● Goal of the exercise: Write out each entry again. Keep every word exactly as it is.

Collected data entries

** BEGIN **

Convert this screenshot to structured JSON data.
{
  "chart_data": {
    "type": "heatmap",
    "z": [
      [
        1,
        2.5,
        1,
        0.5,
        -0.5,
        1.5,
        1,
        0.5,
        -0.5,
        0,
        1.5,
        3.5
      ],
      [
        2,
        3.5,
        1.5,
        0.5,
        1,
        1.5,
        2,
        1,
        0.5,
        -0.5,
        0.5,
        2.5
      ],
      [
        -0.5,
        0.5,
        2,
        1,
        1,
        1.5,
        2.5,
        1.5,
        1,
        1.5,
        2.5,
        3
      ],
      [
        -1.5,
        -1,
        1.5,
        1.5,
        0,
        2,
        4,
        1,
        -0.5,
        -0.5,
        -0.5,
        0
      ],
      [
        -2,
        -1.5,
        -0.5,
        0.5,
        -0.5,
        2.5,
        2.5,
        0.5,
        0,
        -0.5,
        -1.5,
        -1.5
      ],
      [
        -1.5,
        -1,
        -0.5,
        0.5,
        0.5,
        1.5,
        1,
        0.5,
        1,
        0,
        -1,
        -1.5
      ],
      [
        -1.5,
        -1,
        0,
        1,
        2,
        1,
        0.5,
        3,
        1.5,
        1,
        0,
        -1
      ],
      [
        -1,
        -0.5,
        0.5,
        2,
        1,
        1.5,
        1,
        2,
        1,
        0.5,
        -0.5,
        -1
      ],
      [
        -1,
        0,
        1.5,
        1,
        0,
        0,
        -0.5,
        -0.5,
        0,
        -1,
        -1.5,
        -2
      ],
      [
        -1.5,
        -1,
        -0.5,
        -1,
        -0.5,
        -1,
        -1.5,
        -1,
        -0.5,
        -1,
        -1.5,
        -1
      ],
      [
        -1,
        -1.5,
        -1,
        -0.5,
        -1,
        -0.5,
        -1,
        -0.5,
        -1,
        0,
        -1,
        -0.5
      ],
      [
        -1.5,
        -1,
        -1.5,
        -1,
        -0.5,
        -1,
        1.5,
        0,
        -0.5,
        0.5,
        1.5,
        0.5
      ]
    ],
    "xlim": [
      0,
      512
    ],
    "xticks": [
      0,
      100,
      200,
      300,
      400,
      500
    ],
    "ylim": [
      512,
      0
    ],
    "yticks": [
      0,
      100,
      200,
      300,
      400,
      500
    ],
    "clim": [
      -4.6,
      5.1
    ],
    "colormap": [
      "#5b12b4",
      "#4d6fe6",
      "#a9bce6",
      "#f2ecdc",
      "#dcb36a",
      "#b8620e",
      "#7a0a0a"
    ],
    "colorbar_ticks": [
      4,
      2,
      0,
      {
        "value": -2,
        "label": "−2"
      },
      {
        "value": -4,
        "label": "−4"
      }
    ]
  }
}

** END **

● The response:
Convert this screenshot to structured JSON data.
{
  "chart_data": {
    "type": "heatmap",
    "z": [
      [
        1,
        2.5,
        1,
        0.5,
        -0.5,
        1.5,
        1,
        0.5,
        -0.5,
        0,
        1.5,
        3.5
      ],
      [
        2,
        3.5,
        1.5,
        0.5,
        1,
        1.5,
        2,
        1,
        0.5,
        -0.5,
        0.5,
        2.5
      ],
      [
        -0.5,
        0.5,
        2,
        1,
        1,
        1.5,
        2.5,
        1.5,
        1,
        1.5,
        2.5,
        3
      ],
      [
        -1.5,
        -1,
        1.5,
        1.5,
        0,
        2,
        4,
        1,
        -0.5,
        -0.5,
        -0.5,
        0
      ],
      [
        -2,
        -1.5,
        -0.5,
        0.5,
        -0.5,
        2.5,
        2.5,
        0.5,
        0,
        -0.5,
        -1.5,
        -1.5
      ],
      [
        -1.5,
        -1,
        -0.5,
        0.5,
        0.5,
        1.5,
        1,
        0.5,
        1,
        0,
        -1,
        -1.5
      ],
      [
        -1.5,
        -1,
        0,
        1,
        2,
        1,
        0.5,
        3,
        1.5,
        1,
        0,
        -1
      ],
      [
        -1,
        -0.5,
        0.5,
        2,
        1,
        1.5,
        1,
        2,
        1,
        0.5,
        -0.5,
        -1
      ],
      [
        -1,
        0,
        1.5,
        1,
        0,
        0,
        -0.5,
        -0.5,
        0,
        -1,
        -1.5,
        -2
      ],
      [
        -1.5,
        -1,
        -0.5,
        -1,
        -0.5,
        -1,
        -1.5,
        -1,
        -0.5,
        -1,
        -1.5,
        -1
      ],
      [
        -1,
        -1.5,
        -1,
        -0.5,
        -1,
        -0.5,
        -1,
        -0.5,
        -1,
        0,
        -1,
        -0.5
      ],
      [
        -1.5,
        -1,
        -1.5,
        -1,
        -0.5,
        -1,
        1.5,
        0,
        -0.5,
        0.5,
        1.5,
        0.5
      ]
    ],
    "xlim": [
      0,
      512
    ],
    "xticks": [
      0,
      100,
      200,
      300,
      400,
      500
    ],
    "ylim": [
      512,
      0
    ],
    "yticks": [
      0,
      100,
      200,
      300,
      400,
      500
    ],
    "clim": [
      -4.6,
      5.1
    ],
    "colormap": [
      "#5b12b4",
      "#4d6fe6",
      "#a9bce6",
      "#f2ecdc",
      "#dcb36a",
      "#b8620e",
      "#7a0a0a"
    ],
    "colorbar_ticks": [
      4,
      2,
      0,
      {
        "value": -2,
        "label": "−2"
      },
      {
        "value": -4,
        "label": "−4"
      }
    ]
  }
}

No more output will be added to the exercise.